-- Work to do --
Convert the lines from the start of the records through the line containing "value-1: 164 [268, 160, 356, 173]" into a numbered list, leaving out any blank lines.

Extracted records
____________________
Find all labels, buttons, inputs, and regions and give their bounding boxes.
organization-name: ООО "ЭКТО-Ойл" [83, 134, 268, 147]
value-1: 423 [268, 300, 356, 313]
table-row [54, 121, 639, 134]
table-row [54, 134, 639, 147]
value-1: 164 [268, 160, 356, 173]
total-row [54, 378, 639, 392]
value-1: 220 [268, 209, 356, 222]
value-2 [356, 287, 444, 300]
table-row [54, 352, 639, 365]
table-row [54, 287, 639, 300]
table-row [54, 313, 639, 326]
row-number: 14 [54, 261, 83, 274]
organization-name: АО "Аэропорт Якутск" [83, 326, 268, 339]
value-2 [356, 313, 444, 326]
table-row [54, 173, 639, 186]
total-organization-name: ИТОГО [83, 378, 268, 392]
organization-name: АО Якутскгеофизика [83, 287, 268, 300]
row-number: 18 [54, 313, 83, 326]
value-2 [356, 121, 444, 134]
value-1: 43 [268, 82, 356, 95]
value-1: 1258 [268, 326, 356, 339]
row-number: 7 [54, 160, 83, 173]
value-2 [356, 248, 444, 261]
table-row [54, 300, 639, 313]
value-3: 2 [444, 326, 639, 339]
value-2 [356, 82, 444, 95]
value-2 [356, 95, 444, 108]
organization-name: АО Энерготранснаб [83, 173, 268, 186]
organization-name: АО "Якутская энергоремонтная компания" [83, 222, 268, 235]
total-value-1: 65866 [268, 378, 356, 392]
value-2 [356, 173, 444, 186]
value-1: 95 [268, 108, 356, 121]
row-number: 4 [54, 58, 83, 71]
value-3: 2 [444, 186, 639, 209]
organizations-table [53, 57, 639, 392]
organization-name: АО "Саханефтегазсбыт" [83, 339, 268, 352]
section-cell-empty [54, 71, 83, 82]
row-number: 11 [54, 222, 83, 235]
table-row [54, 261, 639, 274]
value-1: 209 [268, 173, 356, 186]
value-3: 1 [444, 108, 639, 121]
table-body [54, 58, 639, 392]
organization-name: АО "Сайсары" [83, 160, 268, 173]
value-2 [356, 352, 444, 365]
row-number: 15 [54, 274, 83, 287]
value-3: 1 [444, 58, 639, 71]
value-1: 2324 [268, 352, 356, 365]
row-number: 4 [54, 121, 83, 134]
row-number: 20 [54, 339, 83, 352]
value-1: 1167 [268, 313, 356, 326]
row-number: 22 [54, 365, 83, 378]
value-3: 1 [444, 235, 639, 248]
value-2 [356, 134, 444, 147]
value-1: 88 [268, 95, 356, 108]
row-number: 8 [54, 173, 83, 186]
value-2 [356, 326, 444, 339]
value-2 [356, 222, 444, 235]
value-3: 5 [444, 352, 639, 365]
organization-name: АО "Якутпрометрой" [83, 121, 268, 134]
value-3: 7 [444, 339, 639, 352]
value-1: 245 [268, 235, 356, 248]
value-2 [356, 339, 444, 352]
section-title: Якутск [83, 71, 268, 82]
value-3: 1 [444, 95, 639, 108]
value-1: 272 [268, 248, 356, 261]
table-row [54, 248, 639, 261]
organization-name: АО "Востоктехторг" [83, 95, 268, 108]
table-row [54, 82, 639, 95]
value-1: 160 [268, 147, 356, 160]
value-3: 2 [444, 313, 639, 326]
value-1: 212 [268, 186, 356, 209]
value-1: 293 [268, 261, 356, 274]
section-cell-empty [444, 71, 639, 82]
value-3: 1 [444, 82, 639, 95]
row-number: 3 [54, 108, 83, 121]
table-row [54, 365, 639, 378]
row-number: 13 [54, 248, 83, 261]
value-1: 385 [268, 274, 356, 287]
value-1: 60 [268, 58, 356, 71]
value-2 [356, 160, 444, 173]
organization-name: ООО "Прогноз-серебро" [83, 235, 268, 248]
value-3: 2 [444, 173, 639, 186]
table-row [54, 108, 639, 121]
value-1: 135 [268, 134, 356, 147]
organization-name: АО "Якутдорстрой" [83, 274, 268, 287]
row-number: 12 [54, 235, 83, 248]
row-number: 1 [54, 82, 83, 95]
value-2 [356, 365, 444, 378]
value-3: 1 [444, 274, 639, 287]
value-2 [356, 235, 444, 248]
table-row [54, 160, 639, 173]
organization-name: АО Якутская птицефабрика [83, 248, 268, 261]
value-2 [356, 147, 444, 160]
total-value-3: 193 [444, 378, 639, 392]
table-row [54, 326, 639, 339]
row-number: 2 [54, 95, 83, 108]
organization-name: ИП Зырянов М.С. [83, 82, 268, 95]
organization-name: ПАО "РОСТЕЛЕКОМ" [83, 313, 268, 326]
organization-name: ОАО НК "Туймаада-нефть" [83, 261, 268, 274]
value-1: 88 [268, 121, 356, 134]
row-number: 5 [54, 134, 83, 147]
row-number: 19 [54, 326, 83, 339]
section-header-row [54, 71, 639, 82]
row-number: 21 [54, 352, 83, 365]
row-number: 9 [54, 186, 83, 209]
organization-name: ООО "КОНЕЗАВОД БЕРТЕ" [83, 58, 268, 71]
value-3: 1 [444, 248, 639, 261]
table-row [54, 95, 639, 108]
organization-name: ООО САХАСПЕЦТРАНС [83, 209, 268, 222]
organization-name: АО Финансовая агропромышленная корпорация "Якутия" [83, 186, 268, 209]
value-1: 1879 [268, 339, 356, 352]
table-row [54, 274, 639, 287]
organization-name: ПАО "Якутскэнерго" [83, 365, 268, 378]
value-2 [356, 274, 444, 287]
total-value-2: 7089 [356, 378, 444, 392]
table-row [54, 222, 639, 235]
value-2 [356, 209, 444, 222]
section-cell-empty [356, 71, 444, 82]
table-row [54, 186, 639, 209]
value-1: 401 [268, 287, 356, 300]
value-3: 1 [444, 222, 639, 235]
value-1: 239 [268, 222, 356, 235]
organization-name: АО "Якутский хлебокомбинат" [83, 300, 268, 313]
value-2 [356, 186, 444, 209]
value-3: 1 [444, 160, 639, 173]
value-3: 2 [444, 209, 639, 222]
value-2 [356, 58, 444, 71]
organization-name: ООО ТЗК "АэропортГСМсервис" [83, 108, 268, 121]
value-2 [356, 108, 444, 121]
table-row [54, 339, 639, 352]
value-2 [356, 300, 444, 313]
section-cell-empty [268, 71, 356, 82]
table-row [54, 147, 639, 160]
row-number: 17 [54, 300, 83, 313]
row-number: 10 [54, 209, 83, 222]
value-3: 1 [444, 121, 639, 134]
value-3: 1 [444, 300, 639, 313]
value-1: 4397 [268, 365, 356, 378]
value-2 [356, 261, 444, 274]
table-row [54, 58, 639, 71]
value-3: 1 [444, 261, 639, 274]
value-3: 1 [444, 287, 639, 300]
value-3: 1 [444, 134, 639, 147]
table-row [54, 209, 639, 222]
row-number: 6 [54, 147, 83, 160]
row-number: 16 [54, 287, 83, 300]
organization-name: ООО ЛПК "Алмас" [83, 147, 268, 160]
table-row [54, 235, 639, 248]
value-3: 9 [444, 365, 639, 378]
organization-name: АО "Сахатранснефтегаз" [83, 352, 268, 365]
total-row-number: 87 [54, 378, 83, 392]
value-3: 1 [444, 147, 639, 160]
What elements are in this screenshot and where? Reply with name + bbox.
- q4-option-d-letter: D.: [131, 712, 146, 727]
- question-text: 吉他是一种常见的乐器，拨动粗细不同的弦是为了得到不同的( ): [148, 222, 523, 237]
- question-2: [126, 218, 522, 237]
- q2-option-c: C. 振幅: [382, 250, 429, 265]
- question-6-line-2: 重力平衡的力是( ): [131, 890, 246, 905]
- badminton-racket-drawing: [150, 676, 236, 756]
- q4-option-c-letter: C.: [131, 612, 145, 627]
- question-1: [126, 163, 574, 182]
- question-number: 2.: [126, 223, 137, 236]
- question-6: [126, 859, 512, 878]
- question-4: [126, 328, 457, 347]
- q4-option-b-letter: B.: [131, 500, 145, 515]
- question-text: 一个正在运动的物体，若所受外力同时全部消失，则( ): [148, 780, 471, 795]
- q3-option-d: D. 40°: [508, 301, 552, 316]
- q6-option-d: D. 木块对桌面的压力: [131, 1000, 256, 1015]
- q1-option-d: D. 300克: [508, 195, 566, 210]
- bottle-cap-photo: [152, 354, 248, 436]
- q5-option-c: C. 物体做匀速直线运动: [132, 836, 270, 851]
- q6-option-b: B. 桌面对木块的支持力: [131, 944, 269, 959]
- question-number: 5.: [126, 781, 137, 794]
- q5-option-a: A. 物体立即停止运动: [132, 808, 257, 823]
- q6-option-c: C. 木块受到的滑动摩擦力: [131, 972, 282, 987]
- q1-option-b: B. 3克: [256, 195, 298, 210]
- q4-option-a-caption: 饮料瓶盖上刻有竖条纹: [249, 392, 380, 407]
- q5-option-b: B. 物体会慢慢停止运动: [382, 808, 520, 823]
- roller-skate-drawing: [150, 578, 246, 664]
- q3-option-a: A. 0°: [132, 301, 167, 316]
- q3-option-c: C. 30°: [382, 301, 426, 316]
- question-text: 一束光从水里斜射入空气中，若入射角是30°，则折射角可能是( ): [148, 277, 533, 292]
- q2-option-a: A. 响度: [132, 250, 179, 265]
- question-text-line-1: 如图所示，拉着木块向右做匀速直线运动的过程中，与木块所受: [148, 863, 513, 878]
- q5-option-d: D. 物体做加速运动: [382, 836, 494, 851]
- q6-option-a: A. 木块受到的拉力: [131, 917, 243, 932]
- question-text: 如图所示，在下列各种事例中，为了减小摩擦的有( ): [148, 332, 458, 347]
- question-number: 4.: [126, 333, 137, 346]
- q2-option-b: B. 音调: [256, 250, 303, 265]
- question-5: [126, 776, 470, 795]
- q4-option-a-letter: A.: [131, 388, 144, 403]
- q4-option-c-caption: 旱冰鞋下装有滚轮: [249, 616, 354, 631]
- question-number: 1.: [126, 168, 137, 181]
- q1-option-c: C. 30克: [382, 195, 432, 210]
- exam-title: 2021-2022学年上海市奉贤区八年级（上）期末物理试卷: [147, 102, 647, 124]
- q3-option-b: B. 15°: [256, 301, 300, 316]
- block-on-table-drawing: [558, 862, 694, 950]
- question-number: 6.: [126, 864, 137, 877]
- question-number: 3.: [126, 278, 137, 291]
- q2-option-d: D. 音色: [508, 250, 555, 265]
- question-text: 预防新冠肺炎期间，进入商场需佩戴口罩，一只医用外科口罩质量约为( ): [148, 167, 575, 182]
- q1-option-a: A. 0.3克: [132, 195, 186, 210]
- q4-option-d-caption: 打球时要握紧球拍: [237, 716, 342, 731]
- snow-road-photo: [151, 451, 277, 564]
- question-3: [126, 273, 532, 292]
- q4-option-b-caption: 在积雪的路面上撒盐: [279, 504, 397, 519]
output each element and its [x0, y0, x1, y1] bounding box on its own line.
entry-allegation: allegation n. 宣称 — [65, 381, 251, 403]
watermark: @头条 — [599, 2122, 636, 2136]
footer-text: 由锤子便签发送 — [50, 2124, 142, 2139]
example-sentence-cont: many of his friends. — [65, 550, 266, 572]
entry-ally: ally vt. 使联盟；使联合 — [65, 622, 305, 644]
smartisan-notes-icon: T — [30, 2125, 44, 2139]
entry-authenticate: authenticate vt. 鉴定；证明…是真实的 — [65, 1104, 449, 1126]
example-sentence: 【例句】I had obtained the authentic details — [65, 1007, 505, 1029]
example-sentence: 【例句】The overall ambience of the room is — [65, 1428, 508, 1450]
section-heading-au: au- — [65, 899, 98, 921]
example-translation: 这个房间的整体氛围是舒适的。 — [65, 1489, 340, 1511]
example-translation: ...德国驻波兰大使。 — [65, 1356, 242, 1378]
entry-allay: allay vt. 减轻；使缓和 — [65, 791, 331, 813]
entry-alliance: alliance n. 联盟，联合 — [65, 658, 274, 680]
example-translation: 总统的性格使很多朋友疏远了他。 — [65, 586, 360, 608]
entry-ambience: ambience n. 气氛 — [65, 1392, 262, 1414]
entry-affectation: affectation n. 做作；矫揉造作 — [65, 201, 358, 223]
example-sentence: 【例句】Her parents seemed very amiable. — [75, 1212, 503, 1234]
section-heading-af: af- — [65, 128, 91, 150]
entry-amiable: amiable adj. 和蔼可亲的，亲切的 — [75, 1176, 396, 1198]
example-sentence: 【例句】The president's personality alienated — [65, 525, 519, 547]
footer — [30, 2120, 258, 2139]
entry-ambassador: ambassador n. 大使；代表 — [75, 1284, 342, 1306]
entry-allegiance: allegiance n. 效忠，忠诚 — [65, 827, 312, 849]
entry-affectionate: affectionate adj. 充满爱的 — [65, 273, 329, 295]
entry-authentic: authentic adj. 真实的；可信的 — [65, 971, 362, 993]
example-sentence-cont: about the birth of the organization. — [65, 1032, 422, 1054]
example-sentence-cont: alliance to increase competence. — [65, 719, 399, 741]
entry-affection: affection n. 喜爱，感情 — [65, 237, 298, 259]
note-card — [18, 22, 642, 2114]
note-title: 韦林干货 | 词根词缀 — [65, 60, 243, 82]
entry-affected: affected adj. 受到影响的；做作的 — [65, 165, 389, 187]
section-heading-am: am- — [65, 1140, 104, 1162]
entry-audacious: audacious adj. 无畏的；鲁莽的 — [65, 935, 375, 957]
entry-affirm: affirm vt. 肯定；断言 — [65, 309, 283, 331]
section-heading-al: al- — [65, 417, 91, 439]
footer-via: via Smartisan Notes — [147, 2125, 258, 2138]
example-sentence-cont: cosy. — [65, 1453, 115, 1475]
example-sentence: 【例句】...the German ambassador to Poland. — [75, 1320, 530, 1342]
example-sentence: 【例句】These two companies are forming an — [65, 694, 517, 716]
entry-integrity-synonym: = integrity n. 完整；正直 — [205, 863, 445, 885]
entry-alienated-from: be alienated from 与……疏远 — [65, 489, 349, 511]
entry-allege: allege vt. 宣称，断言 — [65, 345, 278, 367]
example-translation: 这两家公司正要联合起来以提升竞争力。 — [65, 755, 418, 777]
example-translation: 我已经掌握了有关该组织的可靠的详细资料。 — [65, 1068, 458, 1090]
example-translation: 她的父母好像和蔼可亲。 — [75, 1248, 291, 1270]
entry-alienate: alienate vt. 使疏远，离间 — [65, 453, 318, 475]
____________________
-- Result of this exercise --
1. Find all labels, buttons, inputs, and regions and give their bounding boxes.
2. organization-name: ООО "ЭКТО-Ойл" [83, 134, 268, 147]
3. value-1: 423 [268, 300, 356, 313]
4. table-row [54, 121, 639, 134]
5. table-row [54, 134, 639, 147]
6. value-1: 164 [268, 160, 356, 173]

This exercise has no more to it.